* Testo citato:
▼▼▼

Quando la mente se ne va per la tangente e ti prendi un bernoccolo che implica la passione è inutile resistere al Via col vento.

Incipit criptico, forse, ma chi ha sperimentato gli improvvisi amori verso un genere di fotografia sa bene quanto poi il solco sia profondo e difficile da colmare. D’altronde: perché farlo? Perché resistere all’impetuoso innamoramento? Siamo nel tema fotografia e, pertanto, i rischi sono calcolati. Nessuno disporrà il ricovero coatto solo perché, a esempio, si è deciso di alzare i tacchi e andare a fotografare le opere d’arte chiuse in un museo, magari anche quelle che qualcuno ha messo negli scantinati e che pochissimi tra gli essere umani attualmente viventi ha visto (è il caso della Galleria degli Uffizi, Firenze, ma non solo), o quella torre che una volta pendeva di più e che adesso pare essere in sicurezza o le tavole originali di un fumetto di successo.

▲▲▲

* Dati:
▼▼▼

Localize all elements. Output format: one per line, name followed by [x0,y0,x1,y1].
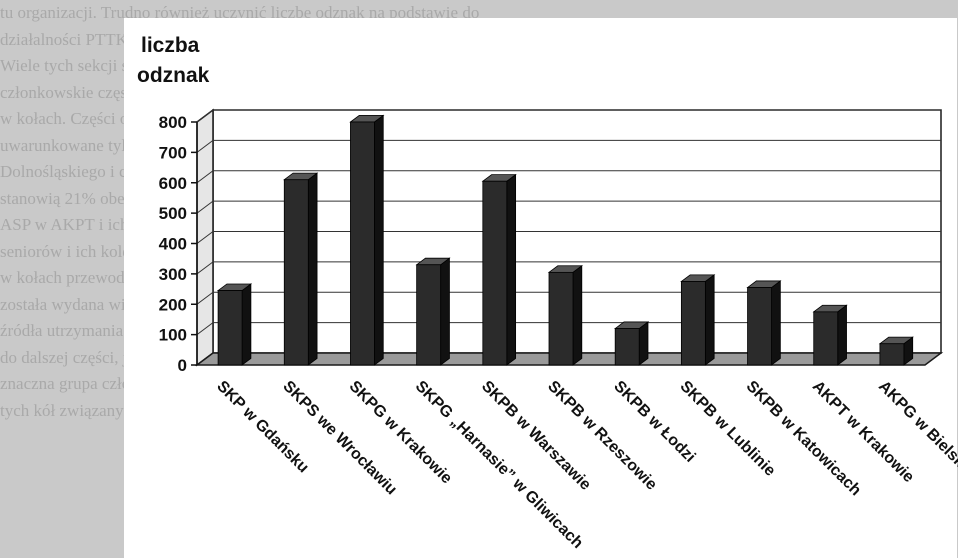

▲▲▲

* Richieste:
(1) Riscrivi in forma più breve il paragrafo del testo citato che inizia con «Incipit criptico, forse», conservandone i fatti principali.
(2) Estrai dal testo citato, senza alcuna modifica, il passo che va da «Quando la mente» a «fumetto di successo.».

* Risposte:
(1) L'incipit può sembrare criptico, ma chi si è innamorato all'improvviso di un genere fotografico sa quanto il solco sia profondo e difficile da colmare. E non c'è motivo di resistere: in fotografia i rischi sono calcolati. Nessuno disporrà un ricovero coatto perché si decide di partire per fotografare le opere d'arte chiuse in un museo. Possono essere anche quelle negli scantinati, viste da pochissime persone oggi in vita, come agli Uffizi di Firenze. Oppure la torre che un tempo pendeva di più e ora sembra in sicurezza, o le tavole originali di un fumetto di successo.

(2)
Quando la mente se ne va per la tangente e ti prendi un bernoccolo che implica la passione è inutile resistere al Via col vento.

Incipit criptico, forse, ma chi ha sperimentato gli improvvisi amori verso un genere di fotografia sa bene quanto poi il solco sia profondo e difficile da colmare. D’altronde: perché farlo? Perché resistere all’impetuoso innamoramento? Siamo nel tema fotografia e, pertanto, i rischi sono calcolati. Nessuno disporrà il ricovero coatto solo perché, a esempio, si è deciso di alzare i tacchi e andare a fotografare le opere d’arte chiuse in un museo, magari anche quelle che qualcuno ha messo negli scantinati e che pochissimi tra gli essere umani attualmente viventi ha visto (è il caso della Galleria degli Uffizi, Firenze, ma non solo), o quella torre che una volta pendeva di più e che adesso pare essere in sicurezza o le tavole originali di un fumetto di successo.